## Task requirements
Reproduce the material word for word; the images stay out.

## Raw data
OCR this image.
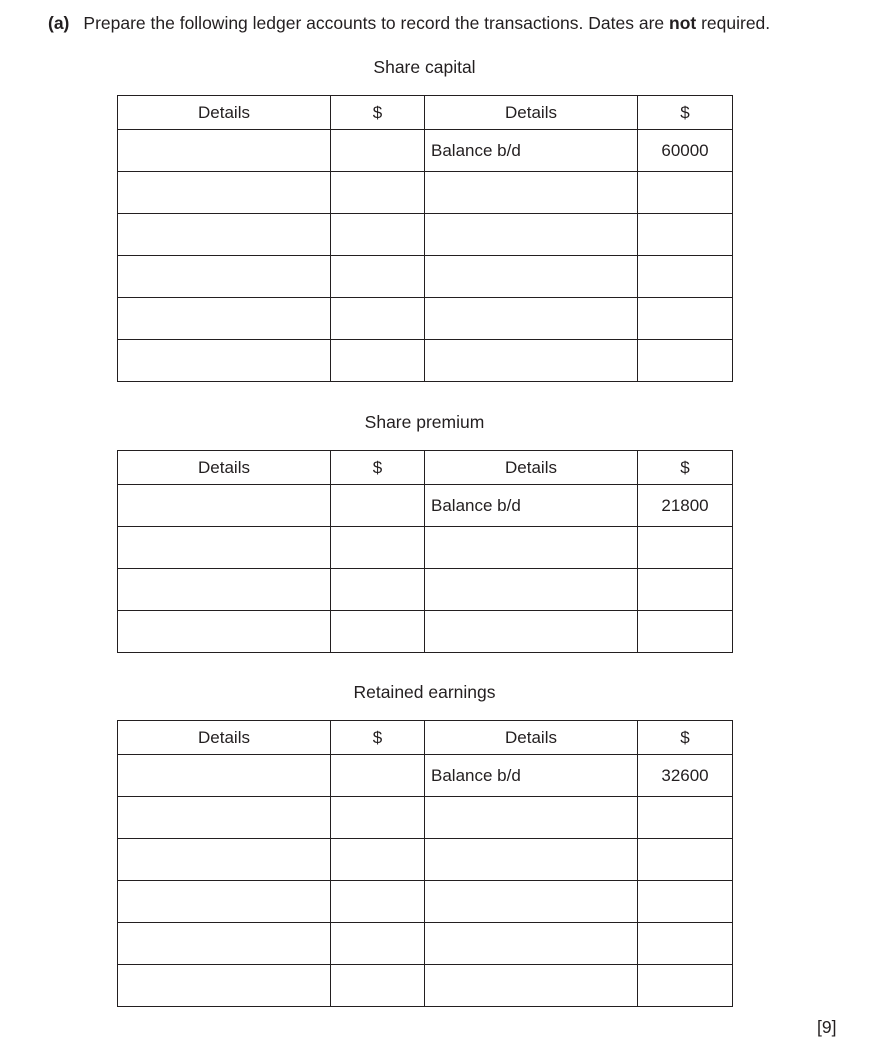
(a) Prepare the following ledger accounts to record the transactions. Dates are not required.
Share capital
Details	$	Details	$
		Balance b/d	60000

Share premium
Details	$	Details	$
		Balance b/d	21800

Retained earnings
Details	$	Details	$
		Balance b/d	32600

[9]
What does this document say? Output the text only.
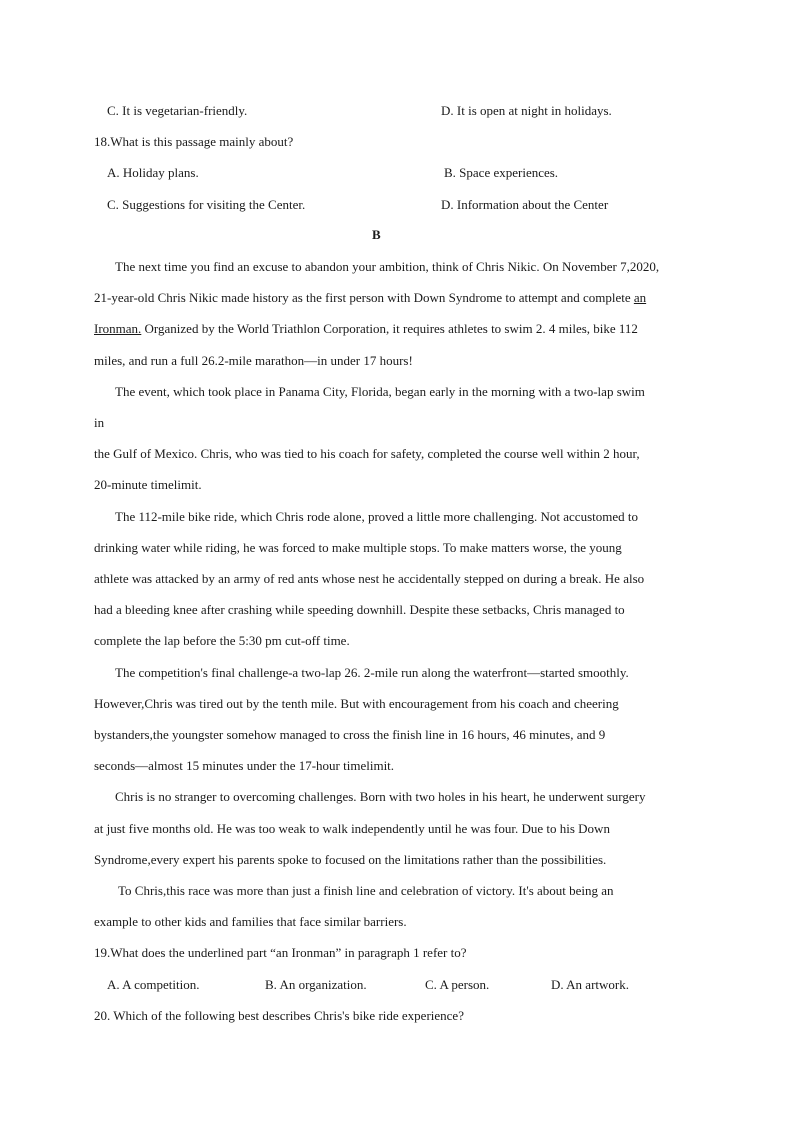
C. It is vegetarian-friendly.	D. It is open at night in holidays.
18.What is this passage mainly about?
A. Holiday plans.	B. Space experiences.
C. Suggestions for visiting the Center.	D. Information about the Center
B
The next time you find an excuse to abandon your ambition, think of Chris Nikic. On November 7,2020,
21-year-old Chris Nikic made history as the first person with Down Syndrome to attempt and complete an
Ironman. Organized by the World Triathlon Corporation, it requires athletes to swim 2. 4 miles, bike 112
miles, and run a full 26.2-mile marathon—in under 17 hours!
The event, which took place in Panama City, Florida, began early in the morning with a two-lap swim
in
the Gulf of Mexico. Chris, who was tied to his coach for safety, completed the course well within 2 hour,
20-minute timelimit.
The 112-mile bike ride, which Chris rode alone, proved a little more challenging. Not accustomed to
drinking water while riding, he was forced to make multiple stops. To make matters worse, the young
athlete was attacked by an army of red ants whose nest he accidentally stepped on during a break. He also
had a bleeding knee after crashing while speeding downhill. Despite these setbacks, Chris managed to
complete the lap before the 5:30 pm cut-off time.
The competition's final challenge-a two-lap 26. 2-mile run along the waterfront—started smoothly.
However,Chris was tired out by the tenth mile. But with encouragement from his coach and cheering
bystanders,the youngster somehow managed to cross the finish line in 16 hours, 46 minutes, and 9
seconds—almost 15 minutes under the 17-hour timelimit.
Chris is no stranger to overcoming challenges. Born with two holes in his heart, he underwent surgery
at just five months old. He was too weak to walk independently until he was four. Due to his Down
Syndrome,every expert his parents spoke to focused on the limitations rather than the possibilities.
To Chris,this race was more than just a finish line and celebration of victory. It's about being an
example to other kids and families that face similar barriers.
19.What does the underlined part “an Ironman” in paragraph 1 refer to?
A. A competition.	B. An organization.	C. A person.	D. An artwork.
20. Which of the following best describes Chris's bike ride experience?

## Task response
OCR this image.
(a) Prepare the following ledger accounts to record the transactions. Dates are not required.
Share capital
Details	$	Details	$
		Balance b/d	60000

Share premium
Details	$	Details	$
		Balance b/d	21800

Retained earnings
Details	$	Details	$
		Balance b/d	32600

[9]
What does this document say? Output the text only.
C. It is vegetarian-friendly.	D. It is open at night in holidays.
18.What is this passage mainly about?
A. Holiday plans.	B. Space experiences.
C. Suggestions for visiting the Center.	D. Information about the Center
B
The next time you find an excuse to abandon your ambition, think of Chris Nikic. On November 7,2020,
21-year-old Chris Nikic made history as the first person with Down Syndrome to attempt and complete an
Ironman. Organized by the World Triathlon Corporation, it requires athletes to swim 2. 4 miles, bike 112
miles, and run a full 26.2-mile marathon—in under 17 hours!
The event, which took place in Panama City, Florida, began early in the morning with a two-lap swim
in
the Gulf of Mexico. Chris, who was tied to his coach for safety, completed the course well within 2 hour,
20-minute timelimit.
The 112-mile bike ride, which Chris rode alone, proved a little more challenging. Not accustomed to
drinking water while riding, he was forced to make multiple stops. To make matters worse, the young
athlete was attacked by an army of red ants whose nest he accidentally stepped on during a break. He also
had a bleeding knee after crashing while speeding downhill. Despite these setbacks, Chris managed to
complete the lap before the 5:30 pm cut-off time.
The competition's final challenge-a two-lap 26. 2-mile run along the waterfront—started smoothly.
However,Chris was tired out by the tenth mile. But with encouragement from his coach and cheering
bystanders,the youngster somehow managed to cross the finish line in 16 hours, 46 minutes, and 9
seconds—almost 15 minutes under the 17-hour timelimit.
Chris is no stranger to overcoming challenges. Born with two holes in his heart, he underwent surgery
at just five months old. He was too weak to walk independently until he was four. Due to his Down
Syndrome,every expert his parents spoke to focused on the limitations rather than the possibilities.
To Chris,this race was more than just a finish line and celebration of victory. It's about being an
example to other kids and families that face similar barriers.
19.What does the underlined part “an Ironman” in paragraph 1 refer to?
A. A competition.	B. An organization.	C. A person.	D. An artwork.
20. Which of the following best describes Chris's bike ride experience?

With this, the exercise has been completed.